# EXERCISE MATERIALS
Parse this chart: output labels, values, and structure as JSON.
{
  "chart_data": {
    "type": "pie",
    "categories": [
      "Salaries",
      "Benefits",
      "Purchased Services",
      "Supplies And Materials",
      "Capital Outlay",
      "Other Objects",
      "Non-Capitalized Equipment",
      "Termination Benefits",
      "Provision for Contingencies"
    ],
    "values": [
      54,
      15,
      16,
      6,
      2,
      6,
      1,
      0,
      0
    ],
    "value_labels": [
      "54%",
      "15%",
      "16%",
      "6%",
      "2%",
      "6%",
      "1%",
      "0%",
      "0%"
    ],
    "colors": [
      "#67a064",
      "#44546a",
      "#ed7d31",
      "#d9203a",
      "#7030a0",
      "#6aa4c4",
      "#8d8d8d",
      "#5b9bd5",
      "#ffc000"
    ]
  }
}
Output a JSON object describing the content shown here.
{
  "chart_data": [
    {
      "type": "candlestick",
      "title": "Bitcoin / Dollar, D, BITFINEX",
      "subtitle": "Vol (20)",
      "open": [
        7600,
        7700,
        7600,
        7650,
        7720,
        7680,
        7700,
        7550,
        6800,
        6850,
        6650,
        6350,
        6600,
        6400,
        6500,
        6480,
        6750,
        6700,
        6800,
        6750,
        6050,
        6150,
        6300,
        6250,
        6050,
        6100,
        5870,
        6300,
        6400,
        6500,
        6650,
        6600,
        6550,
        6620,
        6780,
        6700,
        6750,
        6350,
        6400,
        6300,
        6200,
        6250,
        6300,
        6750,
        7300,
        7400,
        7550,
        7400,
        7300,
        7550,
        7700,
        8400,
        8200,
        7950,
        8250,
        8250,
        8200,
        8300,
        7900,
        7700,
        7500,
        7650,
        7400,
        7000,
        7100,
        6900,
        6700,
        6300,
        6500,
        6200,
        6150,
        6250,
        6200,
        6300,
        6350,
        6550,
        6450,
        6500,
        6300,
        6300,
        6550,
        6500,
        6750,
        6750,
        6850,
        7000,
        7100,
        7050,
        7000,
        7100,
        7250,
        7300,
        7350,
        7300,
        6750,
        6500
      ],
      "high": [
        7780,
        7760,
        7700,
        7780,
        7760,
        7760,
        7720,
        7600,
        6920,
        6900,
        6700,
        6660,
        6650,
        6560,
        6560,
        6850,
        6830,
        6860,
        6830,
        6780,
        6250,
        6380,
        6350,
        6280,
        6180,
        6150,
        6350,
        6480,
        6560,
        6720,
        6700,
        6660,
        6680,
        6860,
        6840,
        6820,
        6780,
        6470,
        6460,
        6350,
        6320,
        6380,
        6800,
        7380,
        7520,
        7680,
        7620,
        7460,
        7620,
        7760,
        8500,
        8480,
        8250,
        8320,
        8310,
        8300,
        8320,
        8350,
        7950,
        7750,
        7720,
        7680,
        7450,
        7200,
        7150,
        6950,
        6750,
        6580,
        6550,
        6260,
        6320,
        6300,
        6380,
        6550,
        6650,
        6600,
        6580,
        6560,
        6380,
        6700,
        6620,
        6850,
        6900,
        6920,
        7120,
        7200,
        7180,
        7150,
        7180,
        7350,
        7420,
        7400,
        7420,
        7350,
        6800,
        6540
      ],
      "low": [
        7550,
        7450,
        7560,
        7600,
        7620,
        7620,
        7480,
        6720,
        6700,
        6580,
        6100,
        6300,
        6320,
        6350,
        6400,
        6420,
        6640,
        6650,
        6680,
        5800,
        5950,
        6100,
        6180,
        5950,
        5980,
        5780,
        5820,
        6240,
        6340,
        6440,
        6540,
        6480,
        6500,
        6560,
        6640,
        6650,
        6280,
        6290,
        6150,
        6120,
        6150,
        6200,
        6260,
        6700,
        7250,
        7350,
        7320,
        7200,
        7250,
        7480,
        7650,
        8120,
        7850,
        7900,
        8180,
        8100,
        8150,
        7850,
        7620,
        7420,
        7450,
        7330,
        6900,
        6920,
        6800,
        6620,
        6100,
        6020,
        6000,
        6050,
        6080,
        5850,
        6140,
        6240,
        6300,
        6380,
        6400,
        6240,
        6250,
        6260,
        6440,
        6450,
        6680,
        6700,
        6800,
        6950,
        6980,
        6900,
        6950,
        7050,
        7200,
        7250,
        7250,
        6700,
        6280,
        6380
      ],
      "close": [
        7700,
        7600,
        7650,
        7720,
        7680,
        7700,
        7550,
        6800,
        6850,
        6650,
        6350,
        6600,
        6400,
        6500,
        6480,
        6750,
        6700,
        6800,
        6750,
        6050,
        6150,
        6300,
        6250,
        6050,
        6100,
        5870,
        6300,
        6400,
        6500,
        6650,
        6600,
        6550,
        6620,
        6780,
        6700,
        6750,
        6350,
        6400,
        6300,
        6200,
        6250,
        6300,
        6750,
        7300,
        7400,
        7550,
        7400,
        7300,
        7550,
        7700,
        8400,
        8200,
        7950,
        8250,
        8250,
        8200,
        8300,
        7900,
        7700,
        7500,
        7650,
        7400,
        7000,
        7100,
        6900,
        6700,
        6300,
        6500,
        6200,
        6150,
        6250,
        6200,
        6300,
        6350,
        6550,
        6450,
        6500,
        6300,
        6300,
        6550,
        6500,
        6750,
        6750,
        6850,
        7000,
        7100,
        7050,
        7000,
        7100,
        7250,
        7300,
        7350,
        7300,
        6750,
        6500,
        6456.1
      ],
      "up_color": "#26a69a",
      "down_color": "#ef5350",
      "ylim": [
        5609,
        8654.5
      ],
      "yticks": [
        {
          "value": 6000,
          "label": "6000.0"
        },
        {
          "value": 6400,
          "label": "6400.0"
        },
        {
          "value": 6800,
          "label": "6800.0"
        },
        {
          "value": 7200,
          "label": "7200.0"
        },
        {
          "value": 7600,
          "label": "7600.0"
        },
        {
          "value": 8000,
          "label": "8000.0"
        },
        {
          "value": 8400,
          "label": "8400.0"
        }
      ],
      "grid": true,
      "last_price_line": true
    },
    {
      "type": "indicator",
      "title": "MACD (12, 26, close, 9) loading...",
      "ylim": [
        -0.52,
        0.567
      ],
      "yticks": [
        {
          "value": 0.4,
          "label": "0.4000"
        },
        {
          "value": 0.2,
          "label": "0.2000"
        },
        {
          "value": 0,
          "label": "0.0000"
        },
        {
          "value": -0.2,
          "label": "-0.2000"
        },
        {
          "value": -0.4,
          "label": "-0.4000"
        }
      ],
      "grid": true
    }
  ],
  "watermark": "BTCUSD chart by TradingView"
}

# WHAT YOU SHOULD DO
Copy out each line of the data containing the string "values".

# OUTPUT FOR THIS TASK
Parse this chart: output labels, values, and structure as JSON.
    "values": [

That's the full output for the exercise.